#### [Data to use]

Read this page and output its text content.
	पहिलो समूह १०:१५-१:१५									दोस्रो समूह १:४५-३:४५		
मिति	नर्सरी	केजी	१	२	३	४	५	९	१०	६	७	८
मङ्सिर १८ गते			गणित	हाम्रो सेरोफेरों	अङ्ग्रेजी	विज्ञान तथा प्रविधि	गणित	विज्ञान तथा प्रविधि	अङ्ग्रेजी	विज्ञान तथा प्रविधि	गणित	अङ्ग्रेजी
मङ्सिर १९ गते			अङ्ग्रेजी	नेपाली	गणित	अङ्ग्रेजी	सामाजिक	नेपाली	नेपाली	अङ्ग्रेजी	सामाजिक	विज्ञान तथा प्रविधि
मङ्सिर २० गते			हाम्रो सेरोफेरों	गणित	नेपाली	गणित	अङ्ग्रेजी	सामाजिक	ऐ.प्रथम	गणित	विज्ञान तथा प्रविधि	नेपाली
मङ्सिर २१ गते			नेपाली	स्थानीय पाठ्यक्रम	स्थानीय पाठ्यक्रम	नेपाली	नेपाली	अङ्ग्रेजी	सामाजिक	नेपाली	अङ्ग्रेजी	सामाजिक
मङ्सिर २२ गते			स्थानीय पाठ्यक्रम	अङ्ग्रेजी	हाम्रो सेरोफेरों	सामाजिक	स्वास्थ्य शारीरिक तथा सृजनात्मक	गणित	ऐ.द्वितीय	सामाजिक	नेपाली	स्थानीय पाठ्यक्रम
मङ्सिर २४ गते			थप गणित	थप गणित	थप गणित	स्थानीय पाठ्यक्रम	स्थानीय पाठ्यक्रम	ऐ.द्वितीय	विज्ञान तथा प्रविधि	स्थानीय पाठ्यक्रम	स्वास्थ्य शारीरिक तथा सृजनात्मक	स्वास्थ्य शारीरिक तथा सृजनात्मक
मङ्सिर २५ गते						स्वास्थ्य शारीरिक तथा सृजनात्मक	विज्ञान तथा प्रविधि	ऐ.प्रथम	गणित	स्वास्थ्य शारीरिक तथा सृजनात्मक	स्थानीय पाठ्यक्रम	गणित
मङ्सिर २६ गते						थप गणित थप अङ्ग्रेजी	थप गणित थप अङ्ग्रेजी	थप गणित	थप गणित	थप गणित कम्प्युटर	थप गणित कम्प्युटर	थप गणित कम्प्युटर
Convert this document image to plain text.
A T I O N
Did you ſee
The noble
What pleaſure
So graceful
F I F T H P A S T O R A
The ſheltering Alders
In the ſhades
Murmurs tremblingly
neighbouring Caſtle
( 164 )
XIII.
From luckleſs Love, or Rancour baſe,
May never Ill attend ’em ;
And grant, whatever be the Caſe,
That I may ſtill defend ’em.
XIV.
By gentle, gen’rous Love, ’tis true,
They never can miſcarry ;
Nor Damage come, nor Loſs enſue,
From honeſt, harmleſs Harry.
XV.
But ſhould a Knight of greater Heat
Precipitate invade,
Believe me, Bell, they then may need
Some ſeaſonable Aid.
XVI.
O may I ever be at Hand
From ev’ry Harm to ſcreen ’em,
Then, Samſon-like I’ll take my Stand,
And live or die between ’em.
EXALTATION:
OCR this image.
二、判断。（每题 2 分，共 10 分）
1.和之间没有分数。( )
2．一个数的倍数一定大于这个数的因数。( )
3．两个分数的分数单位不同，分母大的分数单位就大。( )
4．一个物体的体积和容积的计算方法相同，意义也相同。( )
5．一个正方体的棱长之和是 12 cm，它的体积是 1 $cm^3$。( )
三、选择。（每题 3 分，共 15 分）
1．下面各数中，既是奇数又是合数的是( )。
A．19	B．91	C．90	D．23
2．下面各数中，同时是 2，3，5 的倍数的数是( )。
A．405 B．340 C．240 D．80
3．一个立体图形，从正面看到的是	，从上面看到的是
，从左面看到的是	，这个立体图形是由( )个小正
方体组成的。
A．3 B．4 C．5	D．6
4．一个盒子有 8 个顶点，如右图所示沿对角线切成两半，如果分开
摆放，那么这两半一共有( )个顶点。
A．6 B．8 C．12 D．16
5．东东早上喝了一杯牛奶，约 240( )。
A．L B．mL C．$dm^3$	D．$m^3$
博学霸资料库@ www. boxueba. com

#### [Written exercise]
Repeat, with no changes, each line from the one with "Convert this document image to plain text." to the end of the listing, including both ends and nothing else.

#### [The response]
Convert this document image to plain text.
A T I O N
Did you ſee
The noble
What pleaſure
So graceful
F I F T H P A S T O R A
The ſheltering Alders
In the ſhades
Murmurs tremblingly
neighbouring Caſtle
( 164 )
XIII.
From luckleſs Love, or Rancour baſe,
May never Ill attend ’em ;
And grant, whatever be the Caſe,
That I may ſtill defend ’em.
XIV.
By gentle, gen’rous Love, ’tis true,
They never can miſcarry ;
Nor Damage come, nor Loſs enſue,
From honeſt, harmleſs Harry.
XV.
But ſhould a Knight of greater Heat
Precipitate invade,
Believe me, Bell, they then may need
Some ſeaſonable Aid.
XVI.
O may I ever be at Hand
From ev’ry Harm to ſcreen ’em,
Then, Samſon-like I’ll take my Stand,
And live or die between ’em.
EXALTATION:
OCR this image.
二、判断。（每题 2 分，共 10 分）
1.和之间没有分数。( )
2．一个数的倍数一定大于这个数的因数。( )
3．两个分数的分数单位不同，分母大的分数单位就大。( )
4．一个物体的体积和容积的计算方法相同，意义也相同。( )
5．一个正方体的棱长之和是 12 cm，它的体积是 1 $cm^3$。( )
三、选择。（每题 3 分，共 15 分）
1．下面各数中，既是奇数又是合数的是( )。
A．19	B．91	C．90	D．23
2．下面各数中，同时是 2，3，5 的倍数的数是( )。
A．405 B．340 C．240 D．80
3．一个立体图形，从正面看到的是	，从上面看到的是
，从左面看到的是	，这个立体图形是由( )个小正
方体组成的。
A．3 B．4 C．5	D．6
4．一个盒子有 8 个顶点，如右图所示沿对角线切成两半，如果分开
摆放，那么这两半一共有( )个顶点。
A．6 B．8 C．12 D．16
5．东东早上喝了一杯牛奶，约 240( )。
A．L B．mL C．$dm^3$	D．$m^3$
博学霸资料库@ www. boxueba. com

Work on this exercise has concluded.